◆ What you should do: Set out each line from the following listing that includes the word "this".
»»
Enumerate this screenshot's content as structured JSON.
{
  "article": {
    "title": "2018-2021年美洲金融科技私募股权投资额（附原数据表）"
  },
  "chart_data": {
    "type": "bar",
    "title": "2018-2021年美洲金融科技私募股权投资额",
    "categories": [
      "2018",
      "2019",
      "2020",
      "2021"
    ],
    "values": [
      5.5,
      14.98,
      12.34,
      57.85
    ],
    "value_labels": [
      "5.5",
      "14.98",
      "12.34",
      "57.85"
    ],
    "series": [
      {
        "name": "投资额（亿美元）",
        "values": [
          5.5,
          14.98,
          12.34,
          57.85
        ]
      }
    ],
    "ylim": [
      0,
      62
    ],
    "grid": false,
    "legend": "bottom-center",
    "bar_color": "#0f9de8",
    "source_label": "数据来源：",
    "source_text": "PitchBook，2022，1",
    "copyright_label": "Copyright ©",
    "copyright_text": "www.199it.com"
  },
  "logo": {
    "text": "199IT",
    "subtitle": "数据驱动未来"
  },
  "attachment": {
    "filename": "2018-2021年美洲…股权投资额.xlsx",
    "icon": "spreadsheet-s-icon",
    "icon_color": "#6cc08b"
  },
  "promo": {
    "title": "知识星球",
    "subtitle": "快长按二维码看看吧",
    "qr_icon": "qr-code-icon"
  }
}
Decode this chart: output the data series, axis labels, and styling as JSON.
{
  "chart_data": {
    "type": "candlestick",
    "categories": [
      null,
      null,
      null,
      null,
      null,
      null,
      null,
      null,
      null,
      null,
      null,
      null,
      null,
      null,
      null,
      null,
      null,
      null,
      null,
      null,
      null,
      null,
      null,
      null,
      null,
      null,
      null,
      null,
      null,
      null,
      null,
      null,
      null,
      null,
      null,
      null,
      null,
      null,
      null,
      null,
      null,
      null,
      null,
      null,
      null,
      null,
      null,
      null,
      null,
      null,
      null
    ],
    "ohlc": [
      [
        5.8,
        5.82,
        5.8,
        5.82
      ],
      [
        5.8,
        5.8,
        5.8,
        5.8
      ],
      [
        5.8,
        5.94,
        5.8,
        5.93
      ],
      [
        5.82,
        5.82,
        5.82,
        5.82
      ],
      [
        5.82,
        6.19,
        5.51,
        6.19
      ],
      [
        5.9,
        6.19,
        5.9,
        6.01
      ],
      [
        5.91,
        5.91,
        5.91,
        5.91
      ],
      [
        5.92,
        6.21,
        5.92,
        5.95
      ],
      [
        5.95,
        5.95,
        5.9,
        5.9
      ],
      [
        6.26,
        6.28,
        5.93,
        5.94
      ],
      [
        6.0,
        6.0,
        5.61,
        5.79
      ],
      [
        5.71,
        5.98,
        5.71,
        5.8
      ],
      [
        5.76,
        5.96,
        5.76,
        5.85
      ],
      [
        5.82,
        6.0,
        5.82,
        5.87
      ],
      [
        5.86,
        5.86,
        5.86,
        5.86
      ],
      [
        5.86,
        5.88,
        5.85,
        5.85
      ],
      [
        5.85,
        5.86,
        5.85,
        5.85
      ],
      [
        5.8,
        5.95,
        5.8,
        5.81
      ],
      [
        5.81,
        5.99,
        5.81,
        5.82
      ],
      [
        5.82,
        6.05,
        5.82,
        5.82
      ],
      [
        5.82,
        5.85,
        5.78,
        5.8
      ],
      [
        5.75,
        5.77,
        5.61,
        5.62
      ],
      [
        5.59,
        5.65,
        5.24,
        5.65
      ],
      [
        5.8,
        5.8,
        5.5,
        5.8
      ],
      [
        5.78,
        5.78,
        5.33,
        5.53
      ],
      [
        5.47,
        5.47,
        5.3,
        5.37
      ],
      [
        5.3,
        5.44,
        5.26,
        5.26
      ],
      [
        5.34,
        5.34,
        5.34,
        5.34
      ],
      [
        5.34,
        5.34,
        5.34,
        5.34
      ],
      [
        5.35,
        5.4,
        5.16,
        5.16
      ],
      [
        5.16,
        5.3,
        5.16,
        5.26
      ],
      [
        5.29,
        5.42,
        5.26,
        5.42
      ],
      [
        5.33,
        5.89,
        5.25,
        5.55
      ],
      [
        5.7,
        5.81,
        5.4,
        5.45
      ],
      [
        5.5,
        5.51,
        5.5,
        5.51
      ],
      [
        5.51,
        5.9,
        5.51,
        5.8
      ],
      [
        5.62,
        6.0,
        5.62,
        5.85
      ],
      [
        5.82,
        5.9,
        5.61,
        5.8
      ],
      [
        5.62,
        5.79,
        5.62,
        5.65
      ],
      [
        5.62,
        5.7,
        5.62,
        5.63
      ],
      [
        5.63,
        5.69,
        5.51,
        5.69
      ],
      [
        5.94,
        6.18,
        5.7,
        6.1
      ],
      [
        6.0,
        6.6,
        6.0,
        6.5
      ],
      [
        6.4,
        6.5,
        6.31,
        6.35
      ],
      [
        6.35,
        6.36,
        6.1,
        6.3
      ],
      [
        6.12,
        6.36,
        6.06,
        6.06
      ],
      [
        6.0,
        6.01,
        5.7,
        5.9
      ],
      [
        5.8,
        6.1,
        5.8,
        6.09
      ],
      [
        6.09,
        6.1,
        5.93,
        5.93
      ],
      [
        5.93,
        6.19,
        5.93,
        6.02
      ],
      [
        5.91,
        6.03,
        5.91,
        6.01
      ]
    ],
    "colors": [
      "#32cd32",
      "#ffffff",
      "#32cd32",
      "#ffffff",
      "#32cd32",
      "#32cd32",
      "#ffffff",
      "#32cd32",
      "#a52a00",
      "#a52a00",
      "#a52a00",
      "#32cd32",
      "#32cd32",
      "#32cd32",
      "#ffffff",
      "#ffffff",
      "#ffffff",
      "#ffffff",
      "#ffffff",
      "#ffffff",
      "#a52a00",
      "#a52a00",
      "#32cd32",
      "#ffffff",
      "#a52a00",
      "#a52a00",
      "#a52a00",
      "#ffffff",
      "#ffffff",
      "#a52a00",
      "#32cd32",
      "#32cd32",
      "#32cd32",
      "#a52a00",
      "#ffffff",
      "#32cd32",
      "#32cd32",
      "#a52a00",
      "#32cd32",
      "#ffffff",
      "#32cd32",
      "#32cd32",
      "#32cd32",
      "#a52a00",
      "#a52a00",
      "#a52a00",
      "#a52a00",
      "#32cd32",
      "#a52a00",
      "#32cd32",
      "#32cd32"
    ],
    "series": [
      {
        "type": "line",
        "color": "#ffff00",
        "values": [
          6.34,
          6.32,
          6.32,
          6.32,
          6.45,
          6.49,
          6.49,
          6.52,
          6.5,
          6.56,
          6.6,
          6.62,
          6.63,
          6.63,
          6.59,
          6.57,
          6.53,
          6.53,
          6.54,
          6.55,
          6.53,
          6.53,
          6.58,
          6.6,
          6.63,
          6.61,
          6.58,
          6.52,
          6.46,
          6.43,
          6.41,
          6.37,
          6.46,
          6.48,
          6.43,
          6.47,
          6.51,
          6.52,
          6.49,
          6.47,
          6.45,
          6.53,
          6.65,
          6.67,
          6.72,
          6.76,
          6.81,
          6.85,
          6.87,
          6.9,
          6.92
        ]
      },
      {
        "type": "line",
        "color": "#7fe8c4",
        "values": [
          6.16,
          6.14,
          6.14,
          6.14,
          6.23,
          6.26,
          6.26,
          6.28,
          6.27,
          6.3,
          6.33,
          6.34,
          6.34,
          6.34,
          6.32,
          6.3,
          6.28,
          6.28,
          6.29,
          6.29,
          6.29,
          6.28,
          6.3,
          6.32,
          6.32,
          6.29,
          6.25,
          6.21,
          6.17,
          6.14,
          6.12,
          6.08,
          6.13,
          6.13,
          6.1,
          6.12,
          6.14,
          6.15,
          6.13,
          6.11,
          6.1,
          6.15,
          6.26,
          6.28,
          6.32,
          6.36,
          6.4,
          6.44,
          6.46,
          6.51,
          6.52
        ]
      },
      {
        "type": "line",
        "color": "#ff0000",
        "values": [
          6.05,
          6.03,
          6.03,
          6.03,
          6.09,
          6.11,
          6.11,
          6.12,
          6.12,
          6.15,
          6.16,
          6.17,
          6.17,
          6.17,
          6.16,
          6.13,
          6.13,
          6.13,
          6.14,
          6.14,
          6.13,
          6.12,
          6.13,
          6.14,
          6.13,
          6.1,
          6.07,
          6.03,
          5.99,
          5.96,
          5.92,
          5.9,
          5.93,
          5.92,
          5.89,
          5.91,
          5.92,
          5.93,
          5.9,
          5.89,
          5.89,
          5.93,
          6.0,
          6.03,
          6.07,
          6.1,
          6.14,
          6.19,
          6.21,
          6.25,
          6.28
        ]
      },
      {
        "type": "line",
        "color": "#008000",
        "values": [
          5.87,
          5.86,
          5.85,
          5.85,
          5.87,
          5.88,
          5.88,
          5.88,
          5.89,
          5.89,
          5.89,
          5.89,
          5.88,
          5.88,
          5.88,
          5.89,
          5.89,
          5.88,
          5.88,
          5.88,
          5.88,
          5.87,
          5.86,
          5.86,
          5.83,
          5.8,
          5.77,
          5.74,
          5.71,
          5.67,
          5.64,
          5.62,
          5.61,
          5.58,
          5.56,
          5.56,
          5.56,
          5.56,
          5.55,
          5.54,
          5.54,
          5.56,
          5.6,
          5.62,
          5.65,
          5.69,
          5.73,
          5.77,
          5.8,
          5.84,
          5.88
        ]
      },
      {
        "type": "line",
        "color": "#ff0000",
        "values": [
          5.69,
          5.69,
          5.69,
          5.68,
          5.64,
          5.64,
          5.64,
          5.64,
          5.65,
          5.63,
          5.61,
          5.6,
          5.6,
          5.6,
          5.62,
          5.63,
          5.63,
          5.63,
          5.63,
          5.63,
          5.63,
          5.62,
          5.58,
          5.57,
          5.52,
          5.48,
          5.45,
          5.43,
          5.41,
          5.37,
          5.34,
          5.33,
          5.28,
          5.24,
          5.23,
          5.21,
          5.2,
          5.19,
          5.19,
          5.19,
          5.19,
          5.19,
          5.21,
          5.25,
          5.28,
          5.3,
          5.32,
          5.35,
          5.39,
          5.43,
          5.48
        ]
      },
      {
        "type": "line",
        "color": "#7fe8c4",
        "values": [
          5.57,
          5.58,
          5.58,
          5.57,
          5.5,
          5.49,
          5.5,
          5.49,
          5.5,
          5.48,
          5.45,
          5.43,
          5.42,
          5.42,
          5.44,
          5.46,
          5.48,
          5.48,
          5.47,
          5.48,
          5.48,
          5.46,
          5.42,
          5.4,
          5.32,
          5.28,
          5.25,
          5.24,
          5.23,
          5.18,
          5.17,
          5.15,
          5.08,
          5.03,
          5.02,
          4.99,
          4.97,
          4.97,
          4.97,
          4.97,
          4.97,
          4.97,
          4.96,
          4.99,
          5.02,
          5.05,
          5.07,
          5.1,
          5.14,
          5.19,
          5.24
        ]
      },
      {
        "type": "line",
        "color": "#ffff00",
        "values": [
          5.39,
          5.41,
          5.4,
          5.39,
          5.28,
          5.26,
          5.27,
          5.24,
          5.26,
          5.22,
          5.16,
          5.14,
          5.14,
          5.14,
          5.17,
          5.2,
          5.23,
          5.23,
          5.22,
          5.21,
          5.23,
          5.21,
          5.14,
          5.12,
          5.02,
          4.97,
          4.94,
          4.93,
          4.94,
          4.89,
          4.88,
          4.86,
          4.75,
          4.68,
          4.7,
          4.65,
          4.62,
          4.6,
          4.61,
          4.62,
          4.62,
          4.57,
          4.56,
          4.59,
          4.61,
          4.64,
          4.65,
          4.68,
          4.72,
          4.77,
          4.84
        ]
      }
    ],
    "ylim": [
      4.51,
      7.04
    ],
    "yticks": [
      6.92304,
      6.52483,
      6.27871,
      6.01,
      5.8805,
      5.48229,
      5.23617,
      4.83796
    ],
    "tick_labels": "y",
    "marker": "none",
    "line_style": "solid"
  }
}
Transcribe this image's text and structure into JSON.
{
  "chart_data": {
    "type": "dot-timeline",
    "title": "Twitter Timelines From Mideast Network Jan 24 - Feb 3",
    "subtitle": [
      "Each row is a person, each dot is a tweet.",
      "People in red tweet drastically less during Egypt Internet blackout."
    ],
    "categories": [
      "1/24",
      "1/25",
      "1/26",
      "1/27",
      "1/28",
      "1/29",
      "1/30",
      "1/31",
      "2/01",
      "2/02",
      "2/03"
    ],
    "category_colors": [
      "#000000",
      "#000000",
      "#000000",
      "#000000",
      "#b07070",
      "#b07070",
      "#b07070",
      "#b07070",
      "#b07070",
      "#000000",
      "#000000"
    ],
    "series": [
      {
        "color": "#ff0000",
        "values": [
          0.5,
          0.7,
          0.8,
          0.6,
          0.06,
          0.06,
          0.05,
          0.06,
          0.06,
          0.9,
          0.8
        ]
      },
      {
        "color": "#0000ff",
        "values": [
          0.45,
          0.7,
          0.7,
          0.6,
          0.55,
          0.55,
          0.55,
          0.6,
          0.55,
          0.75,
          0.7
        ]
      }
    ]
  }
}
««
◆ Expected output:
Enumerate this screenshot's content as structured JSON.
Decode this chart: output the data series, axis labels, and styling as JSON.
Transcribe this image's text and structure into JSON.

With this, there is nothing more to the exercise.